* LISTING:
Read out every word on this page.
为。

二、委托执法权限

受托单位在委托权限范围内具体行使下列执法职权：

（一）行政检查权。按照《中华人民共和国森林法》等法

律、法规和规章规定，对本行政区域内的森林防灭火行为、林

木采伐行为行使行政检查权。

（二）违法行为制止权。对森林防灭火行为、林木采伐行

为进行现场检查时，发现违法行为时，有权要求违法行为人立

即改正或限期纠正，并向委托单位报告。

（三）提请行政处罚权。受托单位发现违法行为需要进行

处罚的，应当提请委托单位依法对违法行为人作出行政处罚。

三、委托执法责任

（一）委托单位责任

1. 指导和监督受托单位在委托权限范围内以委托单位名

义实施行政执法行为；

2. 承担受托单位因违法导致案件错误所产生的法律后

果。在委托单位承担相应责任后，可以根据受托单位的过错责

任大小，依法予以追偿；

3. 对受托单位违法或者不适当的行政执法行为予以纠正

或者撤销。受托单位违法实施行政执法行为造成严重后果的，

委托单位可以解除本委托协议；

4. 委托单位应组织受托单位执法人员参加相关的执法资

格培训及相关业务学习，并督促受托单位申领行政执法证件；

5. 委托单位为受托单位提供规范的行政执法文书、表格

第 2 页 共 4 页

* WORK TO DO:
Reproduce the data, keeping every line exactly the same.

* COMPLETED EXERCISE:
Read out every word on this page.
为。

二、委托执法权限

受托单位在委托权限范围内具体行使下列执法职权：

（一）行政检查权。按照《中华人民共和国森林法》等法

律、法规和规章规定，对本行政区域内的森林防灭火行为、林

木采伐行为行使行政检查权。

（二）违法行为制止权。对森林防灭火行为、林木采伐行

为进行现场检查时，发现违法行为时，有权要求违法行为人立

即改正或限期纠正，并向委托单位报告。

（三）提请行政处罚权。受托单位发现违法行为需要进行

处罚的，应当提请委托单位依法对违法行为人作出行政处罚。

三、委托执法责任

（一）委托单位责任

1. 指导和监督受托单位在委托权限范围内以委托单位名

义实施行政执法行为；

2. 承担受托单位因违法导致案件错误所产生的法律后

果。在委托单位承担相应责任后，可以根据受托单位的过错责

任大小，依法予以追偿；

3. 对受托单位违法或者不适当的行政执法行为予以纠正

或者撤销。受托单位违法实施行政执法行为造成严重后果的，

委托单位可以解除本委托协议；

4. 委托单位应组织受托单位执法人员参加相关的执法资

格培训及相关业务学习，并督促受托单位申领行政执法证件；

5. 委托单位为受托单位提供规范的行政执法文书、表格

第 2 页 共 4 页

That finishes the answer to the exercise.